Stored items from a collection
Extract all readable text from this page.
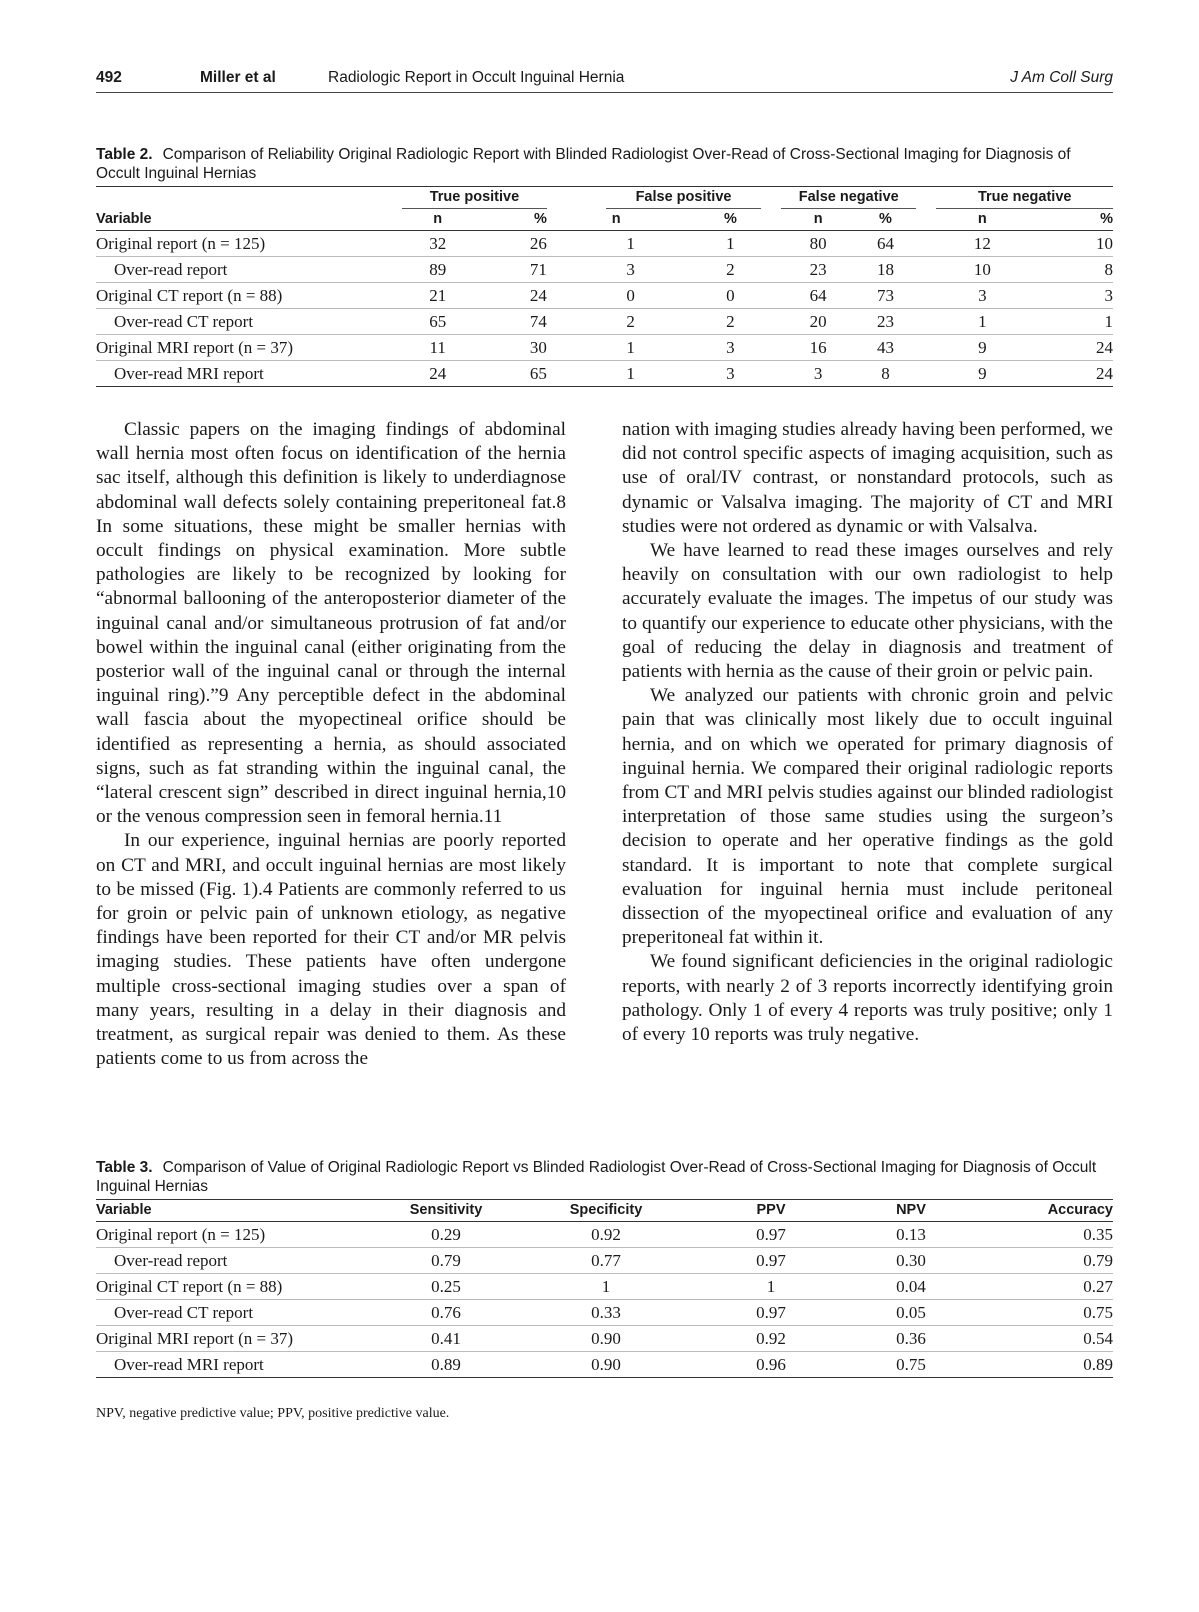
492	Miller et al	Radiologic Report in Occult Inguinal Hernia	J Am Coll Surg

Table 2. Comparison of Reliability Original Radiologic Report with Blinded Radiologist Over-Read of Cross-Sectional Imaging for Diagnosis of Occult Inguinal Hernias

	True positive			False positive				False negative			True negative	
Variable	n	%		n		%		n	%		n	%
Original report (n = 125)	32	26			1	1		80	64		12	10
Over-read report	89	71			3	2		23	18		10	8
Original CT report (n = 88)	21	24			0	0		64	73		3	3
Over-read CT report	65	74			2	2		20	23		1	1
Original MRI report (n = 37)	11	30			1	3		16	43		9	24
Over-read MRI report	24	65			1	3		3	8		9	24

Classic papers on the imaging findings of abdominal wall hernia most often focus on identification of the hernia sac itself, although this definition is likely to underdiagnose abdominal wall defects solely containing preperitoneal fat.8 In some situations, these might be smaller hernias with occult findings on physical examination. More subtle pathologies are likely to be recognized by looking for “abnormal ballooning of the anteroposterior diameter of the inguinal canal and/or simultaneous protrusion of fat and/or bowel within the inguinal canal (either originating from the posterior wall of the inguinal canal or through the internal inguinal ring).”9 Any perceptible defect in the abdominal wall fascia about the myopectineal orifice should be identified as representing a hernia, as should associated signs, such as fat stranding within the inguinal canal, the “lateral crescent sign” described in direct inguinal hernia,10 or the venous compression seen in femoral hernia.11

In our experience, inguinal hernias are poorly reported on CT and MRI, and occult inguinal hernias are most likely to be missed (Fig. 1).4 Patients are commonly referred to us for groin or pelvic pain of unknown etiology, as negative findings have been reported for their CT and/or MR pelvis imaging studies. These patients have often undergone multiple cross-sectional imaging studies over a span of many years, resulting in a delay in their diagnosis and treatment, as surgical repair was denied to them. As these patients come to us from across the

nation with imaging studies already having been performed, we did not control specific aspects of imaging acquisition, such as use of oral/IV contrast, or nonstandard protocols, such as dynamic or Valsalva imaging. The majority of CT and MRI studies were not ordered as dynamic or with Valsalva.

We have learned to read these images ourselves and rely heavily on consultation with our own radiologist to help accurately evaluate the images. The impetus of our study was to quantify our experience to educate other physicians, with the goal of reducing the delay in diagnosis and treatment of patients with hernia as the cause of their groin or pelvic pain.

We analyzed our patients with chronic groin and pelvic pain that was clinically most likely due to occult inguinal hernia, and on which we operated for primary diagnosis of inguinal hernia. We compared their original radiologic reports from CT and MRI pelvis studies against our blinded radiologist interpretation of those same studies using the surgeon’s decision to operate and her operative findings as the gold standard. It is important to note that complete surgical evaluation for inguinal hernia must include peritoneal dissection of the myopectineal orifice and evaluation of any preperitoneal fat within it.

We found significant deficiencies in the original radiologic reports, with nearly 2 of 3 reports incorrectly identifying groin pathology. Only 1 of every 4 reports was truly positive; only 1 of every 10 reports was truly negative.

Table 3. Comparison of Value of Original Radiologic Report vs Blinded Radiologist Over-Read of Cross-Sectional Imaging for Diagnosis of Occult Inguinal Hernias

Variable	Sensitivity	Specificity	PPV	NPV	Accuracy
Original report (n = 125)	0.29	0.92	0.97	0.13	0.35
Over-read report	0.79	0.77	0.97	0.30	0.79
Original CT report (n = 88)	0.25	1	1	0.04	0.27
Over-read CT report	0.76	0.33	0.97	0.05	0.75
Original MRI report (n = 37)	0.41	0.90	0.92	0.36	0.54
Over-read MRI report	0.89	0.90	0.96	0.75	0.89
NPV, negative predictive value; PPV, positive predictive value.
--
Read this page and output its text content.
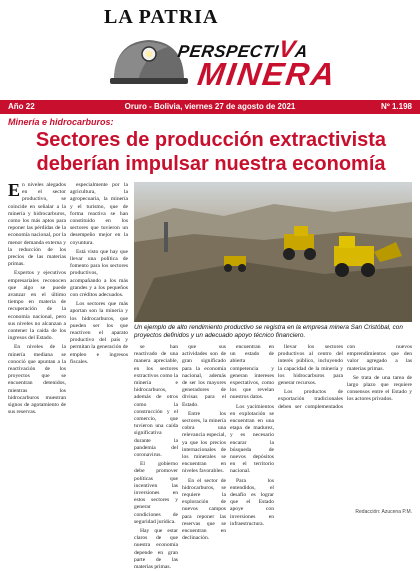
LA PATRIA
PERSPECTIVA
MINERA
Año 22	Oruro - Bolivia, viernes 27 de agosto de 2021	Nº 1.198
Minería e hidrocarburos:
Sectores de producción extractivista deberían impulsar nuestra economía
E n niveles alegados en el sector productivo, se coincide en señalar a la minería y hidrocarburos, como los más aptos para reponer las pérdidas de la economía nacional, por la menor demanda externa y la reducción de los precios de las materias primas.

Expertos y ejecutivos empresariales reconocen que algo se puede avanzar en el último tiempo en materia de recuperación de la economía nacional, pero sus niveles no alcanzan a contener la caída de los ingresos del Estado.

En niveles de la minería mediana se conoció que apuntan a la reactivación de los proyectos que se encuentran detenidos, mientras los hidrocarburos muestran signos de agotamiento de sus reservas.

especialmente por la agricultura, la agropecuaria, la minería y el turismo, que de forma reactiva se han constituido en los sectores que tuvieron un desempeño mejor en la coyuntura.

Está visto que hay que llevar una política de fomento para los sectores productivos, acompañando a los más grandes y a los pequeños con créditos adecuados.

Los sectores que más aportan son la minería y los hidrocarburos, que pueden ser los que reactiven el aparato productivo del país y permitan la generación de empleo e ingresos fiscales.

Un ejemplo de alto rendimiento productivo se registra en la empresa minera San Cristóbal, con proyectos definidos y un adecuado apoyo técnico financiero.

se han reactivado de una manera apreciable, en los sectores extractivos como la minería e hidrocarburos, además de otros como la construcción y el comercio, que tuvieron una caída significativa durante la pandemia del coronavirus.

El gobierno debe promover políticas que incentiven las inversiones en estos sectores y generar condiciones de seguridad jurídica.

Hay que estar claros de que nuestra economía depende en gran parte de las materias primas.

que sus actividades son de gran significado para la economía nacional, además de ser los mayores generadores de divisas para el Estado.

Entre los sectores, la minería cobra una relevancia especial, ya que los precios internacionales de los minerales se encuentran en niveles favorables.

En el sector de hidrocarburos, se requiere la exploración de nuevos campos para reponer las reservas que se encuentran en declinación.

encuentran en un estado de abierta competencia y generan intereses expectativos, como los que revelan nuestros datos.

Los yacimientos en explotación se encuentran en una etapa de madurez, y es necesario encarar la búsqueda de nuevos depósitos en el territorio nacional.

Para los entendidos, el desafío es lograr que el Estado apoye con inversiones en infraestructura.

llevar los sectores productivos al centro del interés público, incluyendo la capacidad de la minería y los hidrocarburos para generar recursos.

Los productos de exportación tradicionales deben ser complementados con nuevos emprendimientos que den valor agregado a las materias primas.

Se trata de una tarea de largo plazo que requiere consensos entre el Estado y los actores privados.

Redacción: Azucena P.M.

▸ **How to complete this task**:
Give the count of lines in the data that contain the word "inversiones", and write nothing besides it.

▸ **Answer to this problem**:
2